Required work – Every record must be repeated exactly, with no omission.
════
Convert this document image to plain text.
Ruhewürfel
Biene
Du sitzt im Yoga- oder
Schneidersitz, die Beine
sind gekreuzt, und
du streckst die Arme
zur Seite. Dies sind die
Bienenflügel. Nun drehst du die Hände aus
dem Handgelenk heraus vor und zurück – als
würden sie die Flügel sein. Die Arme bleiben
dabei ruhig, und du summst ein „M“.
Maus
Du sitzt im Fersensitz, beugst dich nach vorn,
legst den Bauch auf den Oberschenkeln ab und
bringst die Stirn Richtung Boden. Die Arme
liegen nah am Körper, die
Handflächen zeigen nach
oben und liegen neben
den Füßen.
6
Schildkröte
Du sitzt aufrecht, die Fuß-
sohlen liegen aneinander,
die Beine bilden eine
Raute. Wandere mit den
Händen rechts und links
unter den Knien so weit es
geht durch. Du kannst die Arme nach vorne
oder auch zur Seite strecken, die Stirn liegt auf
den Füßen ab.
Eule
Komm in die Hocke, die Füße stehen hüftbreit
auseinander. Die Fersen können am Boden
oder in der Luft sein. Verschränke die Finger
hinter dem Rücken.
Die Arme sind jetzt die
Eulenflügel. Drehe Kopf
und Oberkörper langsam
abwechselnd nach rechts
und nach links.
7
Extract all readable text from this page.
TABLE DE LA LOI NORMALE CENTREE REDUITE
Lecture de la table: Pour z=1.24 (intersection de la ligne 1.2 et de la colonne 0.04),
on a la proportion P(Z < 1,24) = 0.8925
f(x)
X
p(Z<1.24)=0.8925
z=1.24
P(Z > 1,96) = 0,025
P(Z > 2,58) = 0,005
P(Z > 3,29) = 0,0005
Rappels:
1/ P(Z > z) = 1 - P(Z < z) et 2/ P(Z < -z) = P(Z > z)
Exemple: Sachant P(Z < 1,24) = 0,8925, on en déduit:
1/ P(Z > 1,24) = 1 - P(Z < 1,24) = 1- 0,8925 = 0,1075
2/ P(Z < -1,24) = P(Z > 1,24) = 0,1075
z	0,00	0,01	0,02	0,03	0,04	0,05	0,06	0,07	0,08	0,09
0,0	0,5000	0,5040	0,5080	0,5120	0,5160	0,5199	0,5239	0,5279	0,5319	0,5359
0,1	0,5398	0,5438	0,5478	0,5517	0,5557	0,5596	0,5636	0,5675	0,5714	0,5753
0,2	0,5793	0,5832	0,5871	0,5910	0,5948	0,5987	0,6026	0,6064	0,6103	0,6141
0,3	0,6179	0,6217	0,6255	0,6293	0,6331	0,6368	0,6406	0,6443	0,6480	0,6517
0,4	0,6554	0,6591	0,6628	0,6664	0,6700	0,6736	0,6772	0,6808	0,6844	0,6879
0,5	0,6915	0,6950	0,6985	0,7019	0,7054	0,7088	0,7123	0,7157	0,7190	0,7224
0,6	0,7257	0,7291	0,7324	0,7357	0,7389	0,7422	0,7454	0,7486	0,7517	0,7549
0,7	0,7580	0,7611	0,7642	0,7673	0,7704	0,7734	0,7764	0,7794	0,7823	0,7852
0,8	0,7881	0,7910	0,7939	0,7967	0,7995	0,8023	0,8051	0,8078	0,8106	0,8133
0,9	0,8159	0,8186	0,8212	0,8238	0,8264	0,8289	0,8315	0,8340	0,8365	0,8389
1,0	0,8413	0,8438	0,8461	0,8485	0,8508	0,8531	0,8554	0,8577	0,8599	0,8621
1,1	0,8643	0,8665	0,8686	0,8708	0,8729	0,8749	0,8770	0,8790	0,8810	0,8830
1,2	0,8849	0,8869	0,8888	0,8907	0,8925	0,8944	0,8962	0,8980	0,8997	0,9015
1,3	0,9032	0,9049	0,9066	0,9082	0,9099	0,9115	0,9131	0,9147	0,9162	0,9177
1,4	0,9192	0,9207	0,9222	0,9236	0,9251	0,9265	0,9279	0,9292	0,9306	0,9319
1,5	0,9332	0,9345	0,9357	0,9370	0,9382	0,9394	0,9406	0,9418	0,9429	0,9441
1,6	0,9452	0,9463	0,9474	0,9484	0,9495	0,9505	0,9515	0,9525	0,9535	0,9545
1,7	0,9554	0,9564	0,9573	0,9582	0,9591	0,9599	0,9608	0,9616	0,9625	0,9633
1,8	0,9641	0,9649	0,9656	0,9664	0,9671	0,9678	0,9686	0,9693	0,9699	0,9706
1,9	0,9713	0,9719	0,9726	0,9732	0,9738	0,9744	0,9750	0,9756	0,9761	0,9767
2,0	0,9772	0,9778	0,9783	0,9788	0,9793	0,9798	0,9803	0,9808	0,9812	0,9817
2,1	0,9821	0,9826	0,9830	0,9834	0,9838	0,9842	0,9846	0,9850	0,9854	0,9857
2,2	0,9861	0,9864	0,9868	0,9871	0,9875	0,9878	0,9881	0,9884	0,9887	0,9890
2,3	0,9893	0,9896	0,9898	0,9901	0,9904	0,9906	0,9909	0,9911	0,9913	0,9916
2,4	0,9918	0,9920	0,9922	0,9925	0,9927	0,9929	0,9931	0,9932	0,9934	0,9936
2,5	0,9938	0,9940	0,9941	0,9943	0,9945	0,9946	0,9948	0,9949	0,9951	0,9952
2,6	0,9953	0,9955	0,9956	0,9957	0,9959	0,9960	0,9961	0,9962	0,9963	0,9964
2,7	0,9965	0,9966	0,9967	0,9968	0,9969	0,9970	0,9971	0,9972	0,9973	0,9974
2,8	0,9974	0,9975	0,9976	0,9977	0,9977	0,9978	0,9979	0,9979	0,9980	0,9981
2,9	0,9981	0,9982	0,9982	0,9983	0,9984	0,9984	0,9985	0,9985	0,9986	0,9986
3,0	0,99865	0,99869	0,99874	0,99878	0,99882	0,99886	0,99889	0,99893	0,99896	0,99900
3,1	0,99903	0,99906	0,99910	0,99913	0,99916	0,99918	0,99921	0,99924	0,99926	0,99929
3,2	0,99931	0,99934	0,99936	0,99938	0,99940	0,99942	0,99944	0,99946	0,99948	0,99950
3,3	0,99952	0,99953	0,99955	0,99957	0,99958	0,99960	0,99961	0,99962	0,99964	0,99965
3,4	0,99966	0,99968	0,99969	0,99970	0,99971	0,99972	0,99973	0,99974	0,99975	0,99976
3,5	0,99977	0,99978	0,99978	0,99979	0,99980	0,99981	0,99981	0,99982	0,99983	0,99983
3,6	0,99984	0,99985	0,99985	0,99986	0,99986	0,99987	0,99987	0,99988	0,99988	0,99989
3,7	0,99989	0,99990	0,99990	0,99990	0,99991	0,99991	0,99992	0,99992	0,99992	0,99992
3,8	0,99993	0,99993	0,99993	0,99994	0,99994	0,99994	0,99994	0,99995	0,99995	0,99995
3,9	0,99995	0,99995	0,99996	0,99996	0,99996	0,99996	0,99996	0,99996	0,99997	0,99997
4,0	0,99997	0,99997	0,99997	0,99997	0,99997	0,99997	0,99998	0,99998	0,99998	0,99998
════
Worked answer –
Convert this document image to plain text.
Ruhewürfel
Biene
Du sitzt im Yoga- oder
Schneidersitz, die Beine
sind gekreuzt, und
du streckst die Arme
zur Seite. Dies sind die
Bienenflügel. Nun drehst du die Hände aus
dem Handgelenk heraus vor und zurück – als
würden sie die Flügel sein. Die Arme bleiben
dabei ruhig, und du summst ein „M“.
Maus
Du sitzt im Fersensitz, beugst dich nach vorn,
legst den Bauch auf den Oberschenkeln ab und
bringst die Stirn Richtung Boden. Die Arme
liegen nah am Körper, die
Handflächen zeigen nach
oben und liegen neben
den Füßen.
6
Schildkröte
Du sitzt aufrecht, die Fuß-
sohlen liegen aneinander,
die Beine bilden eine
Raute. Wandere mit den
Händen rechts und links
unter den Knien so weit es
geht durch. Du kannst die Arme nach vorne
oder auch zur Seite strecken, die Stirn liegt auf
den Füßen ab.
Eule
Komm in die Hocke, die Füße stehen hüftbreit
auseinander. Die Fersen können am Boden
oder in der Luft sein. Verschränke die Finger
hinter dem Rücken.
Die Arme sind jetzt die
Eulenflügel. Drehe Kopf
und Oberkörper langsam
abwechselnd nach rechts
und nach links.
7
Extract all readable text from this page.
TABLE DE LA LOI NORMALE CENTREE REDUITE
Lecture de la table: Pour z=1.24 (intersection de la ligne 1.2 et de la colonne 0.04),
on a la proportion P(Z < 1,24) = 0.8925
f(x)
X
p(Z<1.24)=0.8925
z=1.24
P(Z > 1,96) = 0,025
P(Z > 2,58) = 0,005
P(Z > 3,29) = 0,0005
Rappels:
1/ P(Z > z) = 1 - P(Z < z) et 2/ P(Z < -z) = P(Z > z)
Exemple: Sachant P(Z < 1,24) = 0,8925, on en déduit:
1/ P(Z > 1,24) = 1 - P(Z < 1,24) = 1- 0,8925 = 0,1075
2/ P(Z < -1,24) = P(Z > 1,24) = 0,1075
z	0,00	0,01	0,02	0,03	0,04	0,05	0,06	0,07	0,08	0,09
0,0	0,5000	0,5040	0,5080	0,5120	0,5160	0,5199	0,5239	0,5279	0,5319	0,5359
0,1	0,5398	0,5438	0,5478	0,5517	0,5557	0,5596	0,5636	0,5675	0,5714	0,5753
0,2	0,5793	0,5832	0,5871	0,5910	0,5948	0,5987	0,6026	0,6064	0,6103	0,6141
0,3	0,6179	0,6217	0,6255	0,6293	0,6331	0,6368	0,6406	0,6443	0,6480	0,6517
0,4	0,6554	0,6591	0,6628	0,6664	0,6700	0,6736	0,6772	0,6808	0,6844	0,6879
0,5	0,6915	0,6950	0,6985	0,7019	0,7054	0,7088	0,7123	0,7157	0,7190	0,7224
0,6	0,7257	0,7291	0,7324	0,7357	0,7389	0,7422	0,7454	0,7486	0,7517	0,7549
0,7	0,7580	0,7611	0,7642	0,7673	0,7704	0,7734	0,7764	0,7794	0,7823	0,7852
0,8	0,7881	0,7910	0,7939	0,7967	0,7995	0,8023	0,8051	0,8078	0,8106	0,8133
0,9	0,8159	0,8186	0,8212	0,8238	0,8264	0,8289	0,8315	0,8340	0,8365	0,8389
1,0	0,8413	0,8438	0,8461	0,8485	0,8508	0,8531	0,8554	0,8577	0,8599	0,8621
1,1	0,8643	0,8665	0,8686	0,8708	0,8729	0,8749	0,8770	0,8790	0,8810	0,8830
1,2	0,8849	0,8869	0,8888	0,8907	0,8925	0,8944	0,8962	0,8980	0,8997	0,9015
1,3	0,9032	0,9049	0,9066	0,9082	0,9099	0,9115	0,9131	0,9147	0,9162	0,9177
1,4	0,9192	0,9207	0,9222	0,9236	0,9251	0,9265	0,9279	0,9292	0,9306	0,9319
1,5	0,9332	0,9345	0,9357	0,9370	0,9382	0,9394	0,9406	0,9418	0,9429	0,9441
1,6	0,9452	0,9463	0,9474	0,9484	0,9495	0,9505	0,9515	0,9525	0,9535	0,9545
1,7	0,9554	0,9564	0,9573	0,9582	0,9591	0,9599	0,9608	0,9616	0,9625	0,9633
1,8	0,9641	0,9649	0,9656	0,9664	0,9671	0,9678	0,9686	0,9693	0,9699	0,9706
1,9	0,9713	0,9719	0,9726	0,9732	0,9738	0,9744	0,9750	0,9756	0,9761	0,9767
2,0	0,9772	0,9778	0,9783	0,9788	0,9793	0,9798	0,9803	0,9808	0,9812	0,9817
2,1	0,9821	0,9826	0,9830	0,9834	0,9838	0,9842	0,9846	0,9850	0,9854	0,9857
2,2	0,9861	0,9864	0,9868	0,9871	0,9875	0,9878	0,9881	0,9884	0,9887	0,9890
2,3	0,9893	0,9896	0,9898	0,9901	0,9904	0,9906	0,9909	0,9911	0,9913	0,9916
2,4	0,9918	0,9920	0,9922	0,9925	0,9927	0,9929	0,9931	0,9932	0,9934	0,9936
2,5	0,9938	0,9940	0,9941	0,9943	0,9945	0,9946	0,9948	0,9949	0,9951	0,9952
2,6	0,9953	0,9955	0,9956	0,9957	0,9959	0,9960	0,9961	0,9962	0,9963	0,9964
2,7	0,9965	0,9966	0,9967	0,9968	0,9969	0,9970	0,9971	0,9972	0,9973	0,9974
2,8	0,9974	0,9975	0,9976	0,9977	0,9977	0,9978	0,9979	0,9979	0,9980	0,9981
2,9	0,9981	0,9982	0,9982	0,9983	0,9984	0,9984	0,9985	0,9985	0,9986	0,9986
3,0	0,99865	0,99869	0,99874	0,99878	0,99882	0,99886	0,99889	0,99893	0,99896	0,99900
3,1	0,99903	0,99906	0,99910	0,99913	0,99916	0,99918	0,99921	0,99924	0,99926	0,99929
3,2	0,99931	0,99934	0,99936	0,99938	0,99940	0,99942	0,99944	0,99946	0,99948	0,99950
3,3	0,99952	0,99953	0,99955	0,99957	0,99958	0,99960	0,99961	0,99962	0,99964	0,99965
3,4	0,99966	0,99968	0,99969	0,99970	0,99971	0,99972	0,99973	0,99974	0,99975	0,99976
3,5	0,99977	0,99978	0,99978	0,99979	0,99980	0,99981	0,99981	0,99982	0,99983	0,99983
3,6	0,99984	0,99985	0,99985	0,99986	0,99986	0,99987	0,99987	0,99988	0,99988	0,99989
3,7	0,99989	0,99990	0,99990	0,99990	0,99991	0,99991	0,99992	0,99992	0,99992	0,99992
3,8	0,99993	0,99993	0,99993	0,99994	0,99994	0,99994	0,99994	0,99995	0,99995	0,99995
3,9	0,99995	0,99995	0,99996	0,99996	0,99996	0,99996	0,99996	0,99996	0,99997	0,99997
4,0	0,99997	0,99997	0,99997	0,99997	0,99997	0,99997	0,99998	0,99998	0,99998	0,99998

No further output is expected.